Examine each line of the data. Copy those that contain the string "Options".
** START OF Raw data **
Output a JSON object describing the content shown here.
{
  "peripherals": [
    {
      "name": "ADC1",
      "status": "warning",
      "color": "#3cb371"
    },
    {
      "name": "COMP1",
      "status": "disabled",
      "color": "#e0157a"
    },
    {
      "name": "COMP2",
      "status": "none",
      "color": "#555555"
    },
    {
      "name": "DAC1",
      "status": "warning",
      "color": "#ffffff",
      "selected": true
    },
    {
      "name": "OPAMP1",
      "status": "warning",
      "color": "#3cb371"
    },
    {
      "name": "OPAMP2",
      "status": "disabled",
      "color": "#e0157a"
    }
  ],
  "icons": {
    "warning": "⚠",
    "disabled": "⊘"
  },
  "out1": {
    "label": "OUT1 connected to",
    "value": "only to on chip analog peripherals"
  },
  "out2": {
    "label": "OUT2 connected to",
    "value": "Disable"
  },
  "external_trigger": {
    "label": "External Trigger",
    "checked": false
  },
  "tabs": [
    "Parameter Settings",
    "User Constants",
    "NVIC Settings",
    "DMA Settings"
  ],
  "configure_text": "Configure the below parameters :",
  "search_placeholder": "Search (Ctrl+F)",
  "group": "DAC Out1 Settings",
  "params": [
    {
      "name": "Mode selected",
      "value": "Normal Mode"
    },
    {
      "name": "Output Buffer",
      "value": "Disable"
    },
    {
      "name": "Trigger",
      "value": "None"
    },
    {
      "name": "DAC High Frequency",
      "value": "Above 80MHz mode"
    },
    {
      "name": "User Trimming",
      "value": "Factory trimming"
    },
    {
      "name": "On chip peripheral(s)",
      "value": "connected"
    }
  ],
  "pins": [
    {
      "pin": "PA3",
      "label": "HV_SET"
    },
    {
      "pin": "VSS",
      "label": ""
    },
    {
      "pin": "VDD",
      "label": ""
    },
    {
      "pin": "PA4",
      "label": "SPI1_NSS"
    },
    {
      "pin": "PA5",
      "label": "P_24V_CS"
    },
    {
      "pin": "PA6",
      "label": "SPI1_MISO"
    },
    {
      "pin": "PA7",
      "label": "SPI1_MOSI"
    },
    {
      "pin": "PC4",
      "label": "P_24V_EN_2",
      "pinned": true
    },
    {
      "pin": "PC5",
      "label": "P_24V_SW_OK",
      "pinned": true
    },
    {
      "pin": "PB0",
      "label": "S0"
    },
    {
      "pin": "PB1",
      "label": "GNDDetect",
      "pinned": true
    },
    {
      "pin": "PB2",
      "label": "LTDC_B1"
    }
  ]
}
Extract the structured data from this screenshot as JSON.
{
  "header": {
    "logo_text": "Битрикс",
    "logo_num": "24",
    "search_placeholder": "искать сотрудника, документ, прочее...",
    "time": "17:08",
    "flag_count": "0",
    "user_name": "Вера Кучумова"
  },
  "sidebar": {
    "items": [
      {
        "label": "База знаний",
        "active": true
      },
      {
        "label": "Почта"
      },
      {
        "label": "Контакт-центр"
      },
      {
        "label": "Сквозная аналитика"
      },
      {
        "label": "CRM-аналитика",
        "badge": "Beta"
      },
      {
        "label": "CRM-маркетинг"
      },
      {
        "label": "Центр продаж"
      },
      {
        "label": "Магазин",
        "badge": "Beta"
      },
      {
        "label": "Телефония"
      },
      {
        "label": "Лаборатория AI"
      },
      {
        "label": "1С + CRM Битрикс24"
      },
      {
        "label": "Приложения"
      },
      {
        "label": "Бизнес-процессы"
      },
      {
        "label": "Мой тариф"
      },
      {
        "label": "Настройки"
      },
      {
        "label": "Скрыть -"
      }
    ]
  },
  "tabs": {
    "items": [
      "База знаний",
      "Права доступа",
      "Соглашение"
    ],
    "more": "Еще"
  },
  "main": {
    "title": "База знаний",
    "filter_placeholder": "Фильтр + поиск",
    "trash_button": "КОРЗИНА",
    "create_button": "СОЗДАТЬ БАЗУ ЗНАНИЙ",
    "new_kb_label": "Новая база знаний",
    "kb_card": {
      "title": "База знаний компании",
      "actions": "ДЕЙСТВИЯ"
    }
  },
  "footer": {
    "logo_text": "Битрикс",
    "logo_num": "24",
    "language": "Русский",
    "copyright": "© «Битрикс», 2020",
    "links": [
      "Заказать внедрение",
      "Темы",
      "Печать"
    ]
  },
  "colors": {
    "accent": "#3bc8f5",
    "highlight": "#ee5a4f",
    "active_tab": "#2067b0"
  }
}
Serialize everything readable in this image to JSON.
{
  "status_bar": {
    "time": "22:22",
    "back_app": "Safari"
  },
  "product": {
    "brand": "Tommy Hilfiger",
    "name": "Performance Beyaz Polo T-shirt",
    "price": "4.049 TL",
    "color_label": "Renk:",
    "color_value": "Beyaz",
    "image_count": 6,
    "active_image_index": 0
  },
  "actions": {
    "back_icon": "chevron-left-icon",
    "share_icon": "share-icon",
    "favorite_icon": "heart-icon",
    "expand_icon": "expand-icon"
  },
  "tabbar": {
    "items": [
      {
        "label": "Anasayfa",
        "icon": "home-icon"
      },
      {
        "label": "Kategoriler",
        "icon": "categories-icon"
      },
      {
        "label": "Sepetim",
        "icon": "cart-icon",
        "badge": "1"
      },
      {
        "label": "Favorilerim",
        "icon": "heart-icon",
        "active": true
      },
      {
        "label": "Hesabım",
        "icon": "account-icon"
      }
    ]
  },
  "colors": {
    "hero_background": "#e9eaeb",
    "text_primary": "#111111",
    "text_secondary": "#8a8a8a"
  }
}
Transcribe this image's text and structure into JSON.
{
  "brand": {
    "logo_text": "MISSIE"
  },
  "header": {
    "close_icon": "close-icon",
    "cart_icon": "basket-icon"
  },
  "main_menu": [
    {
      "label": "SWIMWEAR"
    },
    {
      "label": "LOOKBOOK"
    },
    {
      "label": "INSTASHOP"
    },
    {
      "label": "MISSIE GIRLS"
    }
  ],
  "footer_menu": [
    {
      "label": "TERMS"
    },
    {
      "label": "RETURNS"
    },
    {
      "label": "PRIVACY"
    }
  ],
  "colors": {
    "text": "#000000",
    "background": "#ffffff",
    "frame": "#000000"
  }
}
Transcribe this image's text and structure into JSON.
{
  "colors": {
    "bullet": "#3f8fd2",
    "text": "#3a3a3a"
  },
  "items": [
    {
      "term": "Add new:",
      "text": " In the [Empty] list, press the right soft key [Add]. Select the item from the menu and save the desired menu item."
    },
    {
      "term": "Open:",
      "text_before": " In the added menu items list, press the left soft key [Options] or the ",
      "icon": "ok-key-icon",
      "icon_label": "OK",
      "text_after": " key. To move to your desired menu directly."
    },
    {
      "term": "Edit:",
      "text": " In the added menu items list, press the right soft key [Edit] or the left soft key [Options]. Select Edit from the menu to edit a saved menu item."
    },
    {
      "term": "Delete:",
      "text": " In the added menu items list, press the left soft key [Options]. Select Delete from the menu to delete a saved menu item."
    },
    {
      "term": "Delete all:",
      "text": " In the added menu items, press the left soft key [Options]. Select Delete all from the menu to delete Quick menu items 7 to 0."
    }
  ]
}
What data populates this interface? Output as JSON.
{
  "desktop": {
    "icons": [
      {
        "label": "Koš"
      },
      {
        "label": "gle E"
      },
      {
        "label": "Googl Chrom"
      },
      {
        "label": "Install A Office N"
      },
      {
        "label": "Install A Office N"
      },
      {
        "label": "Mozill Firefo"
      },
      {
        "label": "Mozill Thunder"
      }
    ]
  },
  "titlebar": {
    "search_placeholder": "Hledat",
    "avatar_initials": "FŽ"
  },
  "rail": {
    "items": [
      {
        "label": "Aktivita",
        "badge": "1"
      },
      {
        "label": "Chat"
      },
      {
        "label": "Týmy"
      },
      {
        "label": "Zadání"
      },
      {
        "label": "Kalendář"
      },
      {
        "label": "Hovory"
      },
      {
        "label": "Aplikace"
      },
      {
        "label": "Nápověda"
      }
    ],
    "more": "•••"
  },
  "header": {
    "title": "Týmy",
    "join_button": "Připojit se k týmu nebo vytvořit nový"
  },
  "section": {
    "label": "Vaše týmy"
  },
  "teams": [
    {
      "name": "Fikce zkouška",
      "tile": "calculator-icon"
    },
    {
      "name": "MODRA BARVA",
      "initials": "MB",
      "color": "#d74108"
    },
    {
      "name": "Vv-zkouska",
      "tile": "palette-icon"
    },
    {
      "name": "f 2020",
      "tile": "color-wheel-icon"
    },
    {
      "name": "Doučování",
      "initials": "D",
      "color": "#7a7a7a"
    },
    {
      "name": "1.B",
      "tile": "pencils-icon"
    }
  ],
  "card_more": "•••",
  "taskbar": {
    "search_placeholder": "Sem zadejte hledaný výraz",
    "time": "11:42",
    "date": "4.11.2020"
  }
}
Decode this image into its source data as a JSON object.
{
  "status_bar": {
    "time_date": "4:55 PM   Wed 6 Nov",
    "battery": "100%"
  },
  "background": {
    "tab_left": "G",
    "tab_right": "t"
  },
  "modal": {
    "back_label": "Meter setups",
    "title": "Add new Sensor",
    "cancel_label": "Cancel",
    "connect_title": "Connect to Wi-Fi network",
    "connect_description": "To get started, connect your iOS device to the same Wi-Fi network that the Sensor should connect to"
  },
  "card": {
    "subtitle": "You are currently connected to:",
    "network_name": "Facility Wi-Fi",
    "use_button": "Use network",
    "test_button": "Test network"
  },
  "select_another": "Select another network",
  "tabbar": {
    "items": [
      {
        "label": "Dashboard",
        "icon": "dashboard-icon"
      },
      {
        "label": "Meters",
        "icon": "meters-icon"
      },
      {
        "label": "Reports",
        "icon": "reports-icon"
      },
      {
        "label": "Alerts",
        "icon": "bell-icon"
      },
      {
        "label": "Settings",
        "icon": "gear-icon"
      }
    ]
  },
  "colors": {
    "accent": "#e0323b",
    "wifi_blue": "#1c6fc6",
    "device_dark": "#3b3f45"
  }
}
** END OF Raw data **
▶ [Written answer]
      "text_before": " In the added menu items list, press the left soft key [Options] or the ",
      "text": " In the added menu items list, press the right soft key [Edit] or the left soft key [Options]. Select Edit from the menu to edit a saved menu item."
      "text": " In the added menu items list, press the left soft key [Options]. Select Delete from the menu to delete a saved menu item."
      "text": " In the added menu items, press the left soft key [Options]. Select Delete all from the menu to delete Quick menu items 7 to 0."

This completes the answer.